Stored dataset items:
····················

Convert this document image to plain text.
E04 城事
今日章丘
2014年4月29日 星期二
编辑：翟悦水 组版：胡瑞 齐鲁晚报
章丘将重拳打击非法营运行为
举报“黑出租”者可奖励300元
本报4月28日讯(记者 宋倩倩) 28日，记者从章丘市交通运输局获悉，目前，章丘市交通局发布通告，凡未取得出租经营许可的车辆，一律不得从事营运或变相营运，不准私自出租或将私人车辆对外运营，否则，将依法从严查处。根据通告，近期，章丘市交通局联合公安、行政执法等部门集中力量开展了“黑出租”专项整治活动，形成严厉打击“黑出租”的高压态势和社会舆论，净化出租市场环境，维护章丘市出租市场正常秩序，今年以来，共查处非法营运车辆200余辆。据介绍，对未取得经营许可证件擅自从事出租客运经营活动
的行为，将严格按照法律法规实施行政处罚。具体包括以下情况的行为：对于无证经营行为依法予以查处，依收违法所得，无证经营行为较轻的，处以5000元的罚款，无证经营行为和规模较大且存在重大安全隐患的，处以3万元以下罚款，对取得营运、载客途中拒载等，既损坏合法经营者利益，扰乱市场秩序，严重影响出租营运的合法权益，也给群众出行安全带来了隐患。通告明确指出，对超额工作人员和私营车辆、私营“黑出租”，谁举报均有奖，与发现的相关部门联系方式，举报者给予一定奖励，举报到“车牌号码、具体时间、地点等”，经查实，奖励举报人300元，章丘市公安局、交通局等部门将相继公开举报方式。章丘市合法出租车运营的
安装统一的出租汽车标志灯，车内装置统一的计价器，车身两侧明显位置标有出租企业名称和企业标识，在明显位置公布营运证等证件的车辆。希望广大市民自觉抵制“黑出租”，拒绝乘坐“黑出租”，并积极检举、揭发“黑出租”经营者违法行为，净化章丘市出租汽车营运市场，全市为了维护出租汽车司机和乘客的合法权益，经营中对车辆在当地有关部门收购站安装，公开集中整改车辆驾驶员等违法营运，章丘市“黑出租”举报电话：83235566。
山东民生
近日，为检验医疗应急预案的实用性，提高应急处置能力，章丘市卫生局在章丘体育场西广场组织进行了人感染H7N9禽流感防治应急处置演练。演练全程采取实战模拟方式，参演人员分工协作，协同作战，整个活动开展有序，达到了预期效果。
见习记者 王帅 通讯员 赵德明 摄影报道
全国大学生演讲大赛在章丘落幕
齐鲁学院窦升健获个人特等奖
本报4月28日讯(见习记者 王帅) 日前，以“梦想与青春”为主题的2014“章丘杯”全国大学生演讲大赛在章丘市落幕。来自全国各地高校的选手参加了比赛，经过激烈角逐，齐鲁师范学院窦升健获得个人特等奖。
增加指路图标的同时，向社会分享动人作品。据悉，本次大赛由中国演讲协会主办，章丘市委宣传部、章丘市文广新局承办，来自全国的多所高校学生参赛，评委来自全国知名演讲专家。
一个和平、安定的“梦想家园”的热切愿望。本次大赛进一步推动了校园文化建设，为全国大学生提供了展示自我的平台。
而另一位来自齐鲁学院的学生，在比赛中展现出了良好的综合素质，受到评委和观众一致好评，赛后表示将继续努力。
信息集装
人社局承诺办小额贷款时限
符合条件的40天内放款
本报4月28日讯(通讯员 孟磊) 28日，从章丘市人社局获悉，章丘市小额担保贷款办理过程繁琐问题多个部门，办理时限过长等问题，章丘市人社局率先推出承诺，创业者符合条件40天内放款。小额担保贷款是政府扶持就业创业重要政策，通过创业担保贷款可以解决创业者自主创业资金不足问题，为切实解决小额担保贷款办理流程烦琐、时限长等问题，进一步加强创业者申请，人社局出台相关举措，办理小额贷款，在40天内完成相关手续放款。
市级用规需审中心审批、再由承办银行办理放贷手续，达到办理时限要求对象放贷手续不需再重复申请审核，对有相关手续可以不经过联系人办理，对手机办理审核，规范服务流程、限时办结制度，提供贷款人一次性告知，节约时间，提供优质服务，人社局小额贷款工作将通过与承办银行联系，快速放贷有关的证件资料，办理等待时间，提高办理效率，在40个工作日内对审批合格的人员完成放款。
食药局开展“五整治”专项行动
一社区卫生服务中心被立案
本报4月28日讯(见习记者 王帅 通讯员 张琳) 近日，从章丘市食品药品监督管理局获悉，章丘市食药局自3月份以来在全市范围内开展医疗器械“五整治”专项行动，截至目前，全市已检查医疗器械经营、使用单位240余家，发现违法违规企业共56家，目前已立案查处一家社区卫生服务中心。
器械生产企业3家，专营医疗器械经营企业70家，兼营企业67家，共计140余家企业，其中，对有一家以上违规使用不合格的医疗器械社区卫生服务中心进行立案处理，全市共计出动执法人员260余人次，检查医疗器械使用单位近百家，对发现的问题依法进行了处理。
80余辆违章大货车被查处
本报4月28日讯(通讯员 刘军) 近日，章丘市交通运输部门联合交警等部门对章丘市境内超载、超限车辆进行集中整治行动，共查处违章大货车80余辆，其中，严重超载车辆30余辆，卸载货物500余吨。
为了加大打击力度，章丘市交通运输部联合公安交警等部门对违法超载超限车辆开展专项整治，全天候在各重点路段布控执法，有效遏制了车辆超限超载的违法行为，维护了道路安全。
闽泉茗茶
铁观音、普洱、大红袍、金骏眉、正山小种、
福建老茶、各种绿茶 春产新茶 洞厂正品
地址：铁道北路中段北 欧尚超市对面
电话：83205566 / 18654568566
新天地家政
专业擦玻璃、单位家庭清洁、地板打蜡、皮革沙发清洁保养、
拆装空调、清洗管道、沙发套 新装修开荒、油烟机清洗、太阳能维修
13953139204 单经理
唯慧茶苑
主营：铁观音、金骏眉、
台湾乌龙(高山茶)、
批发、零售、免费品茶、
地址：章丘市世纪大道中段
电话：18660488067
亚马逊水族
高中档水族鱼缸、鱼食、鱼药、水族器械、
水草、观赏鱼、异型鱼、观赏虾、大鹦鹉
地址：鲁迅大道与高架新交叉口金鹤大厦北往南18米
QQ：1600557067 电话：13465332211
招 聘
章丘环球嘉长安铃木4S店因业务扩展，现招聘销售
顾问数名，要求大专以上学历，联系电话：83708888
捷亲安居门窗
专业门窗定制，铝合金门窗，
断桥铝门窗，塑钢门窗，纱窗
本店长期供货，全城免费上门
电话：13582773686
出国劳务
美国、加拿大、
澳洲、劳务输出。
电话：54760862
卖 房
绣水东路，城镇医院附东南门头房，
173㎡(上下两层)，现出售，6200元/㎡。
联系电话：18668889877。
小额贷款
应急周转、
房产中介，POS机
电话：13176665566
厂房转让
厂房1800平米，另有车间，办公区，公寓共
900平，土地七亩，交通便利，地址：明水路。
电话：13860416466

····················

(Written problem): Every line that holds the string "联系电话" should be returned.

(Answer to the problem):
顾问数名，要求大专以上学历，联系电话：83708888
联系电话：18668889877。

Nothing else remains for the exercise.